> **GIVEN PROBLEM**: According to the text on data mining issues, what happens to the discovered patterns if data cleaning methods are not there?

These representations should be easily understandable.
 Handling noisy or incomplete data − The data cleaning methods are required to handle
the noise and incomplete objects while mining the data regularities. If the data cleaning
methods are not there then the accuracy of the discovered patterns will be poor.

 Pattern evaluation − The patterns discovered should be interesting because either they
represent common knowledge or lack novelty.

Performance Issues:

There can be performance-related issues such as follows −

 Efficiency and scalability of data mining algorithms − In order to effectively extract the
information from huge amount of data in databases, data mining algorithm must be
efficient and scalable.

 Parallel, distributed, and incremental mining algorithms − The factors such as huge
size of databases, wide distribution of data, and complexity of data mining methods
motivate the development of parallel and distributed data mining algorithms. These
algorithms divide the data into partitions which is further processed in a parallel fashion.
Then the results from the partitions is merged. The incremental algorithms, update
databases without mining the data again from scratch.

Diverse Data Types Issues

 Handling of relational and complex types of data − The database may contain complex
data objects, multimedia data objects, spatial data, temporal data etc. It is not possible for
one system to mine all these kind of data.

> **Region boundary data**:
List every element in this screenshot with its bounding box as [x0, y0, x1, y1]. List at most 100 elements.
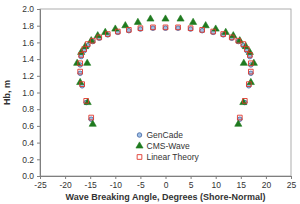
point — [229, 35, 234, 40]
point — [105, 32, 110, 37]
point — [235, 120, 242, 126]
tick-mark — [37, 176, 40, 177]
tick: -10 — [110, 176, 123, 190]
point — [202, 22, 209, 28]
point — [151, 25, 156, 30]
point — [188, 26, 193, 31]
point — [247, 53, 252, 58]
point — [249, 71, 254, 76]
tick: 1.8 — [22, 21, 40, 31]
point — [78, 69, 83, 74]
tick-label: -20 — [59, 180, 72, 190]
tick-label: -25 — [34, 180, 47, 190]
tick: 0.2 — [22, 155, 40, 165]
tick-label: 1.6 — [22, 38, 34, 48]
legend: GenCadeCMS-WaveLinear Theory — [136, 130, 200, 162]
point — [162, 15, 169, 21]
point — [138, 27, 143, 32]
tick-label: -10 — [110, 180, 123, 190]
plot: -25-20-15-10-505101520250.00.20.40.60.81… — [22, 4, 296, 190]
tick-mark — [37, 159, 40, 160]
tick-mark — [37, 9, 40, 10]
point — [151, 26, 156, 31]
point — [248, 54, 253, 59]
tick: 1.0 — [22, 88, 40, 98]
legend-label: Linear Theory — [147, 152, 200, 162]
point — [97, 35, 102, 40]
tick-mark — [37, 26, 40, 27]
tick-mark — [65, 176, 66, 179]
legend-entry: GenCade — [137, 130, 183, 140]
point — [127, 28, 132, 33]
point — [240, 98, 247, 104]
tick: 25 — [287, 176, 297, 190]
point — [78, 71, 83, 76]
point — [200, 28, 205, 33]
tick-label: -5 — [137, 180, 145, 190]
tick: -20 — [59, 176, 72, 190]
legend-entry: CMS-Wave — [136, 141, 190, 151]
tick-mark — [37, 42, 40, 43]
point — [163, 25, 168, 30]
point — [85, 42, 90, 47]
tick: 0.6 — [22, 121, 40, 131]
tick-label: 2.0 — [22, 4, 34, 14]
legend-marker — [137, 133, 142, 138]
point — [244, 47, 249, 52]
tick-mark — [166, 176, 167, 179]
tick-label: 25 — [287, 180, 297, 190]
point — [240, 59, 247, 65]
tick-label: 20 — [262, 180, 272, 190]
point — [84, 99, 89, 104]
tick-label: -15 — [85, 180, 98, 190]
tick-label: 0 — [164, 180, 169, 190]
point — [127, 28, 132, 33]
tick-mark — [37, 109, 40, 110]
tick-mark — [216, 176, 217, 179]
point — [221, 32, 226, 37]
point — [84, 59, 91, 65]
tick-label: 1.8 — [22, 21, 34, 31]
tick: 1.2 — [22, 71, 40, 81]
tick: -25 — [34, 176, 47, 190]
tick: 20 — [262, 176, 272, 190]
point — [246, 82, 251, 87]
point — [89, 120, 96, 126]
point — [80, 82, 85, 87]
tick: 1.4 — [22, 54, 40, 64]
tick: 10 — [211, 176, 221, 190]
tick-mark — [291, 176, 292, 179]
point — [177, 15, 184, 21]
tick-mark — [37, 126, 40, 127]
point — [211, 29, 216, 34]
x-axis-title: Wave Breaking Angle, Degrees (Shore-Norm… — [66, 192, 266, 202]
point — [200, 28, 205, 33]
tick: 2.0 — [22, 4, 40, 14]
point — [242, 99, 247, 104]
tick-label: 10 — [211, 180, 221, 190]
point — [84, 98, 91, 104]
tick: -5 — [137, 176, 145, 190]
tick-label: 0.0 — [22, 171, 34, 181]
tick: 15 — [237, 176, 247, 190]
point — [147, 15, 154, 21]
point — [176, 26, 181, 31]
point — [188, 27, 193, 32]
point — [190, 18, 197, 24]
tick-mark — [241, 176, 242, 179]
point — [115, 29, 120, 34]
tick: -15 — [85, 176, 98, 190]
plot-frame — [40, 9, 291, 176]
point — [79, 54, 84, 59]
tick-mark — [37, 93, 40, 94]
legend-label: GenCade — [147, 130, 184, 140]
tick-label: 0.8 — [22, 104, 34, 114]
tick-label: 0.6 — [22, 121, 34, 131]
point — [248, 69, 253, 74]
tick-label: 1.4 — [22, 54, 34, 64]
marks — [74, 15, 258, 126]
tick-label: 5 — [189, 180, 194, 190]
point — [89, 115, 94, 120]
point — [74, 59, 81, 65]
x-axis: -25 -20 -15 -10 -5 0 5 10 15 20 25 — [34, 176, 296, 190]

> **FULL SOLUTION**: Their accuracy will be poor.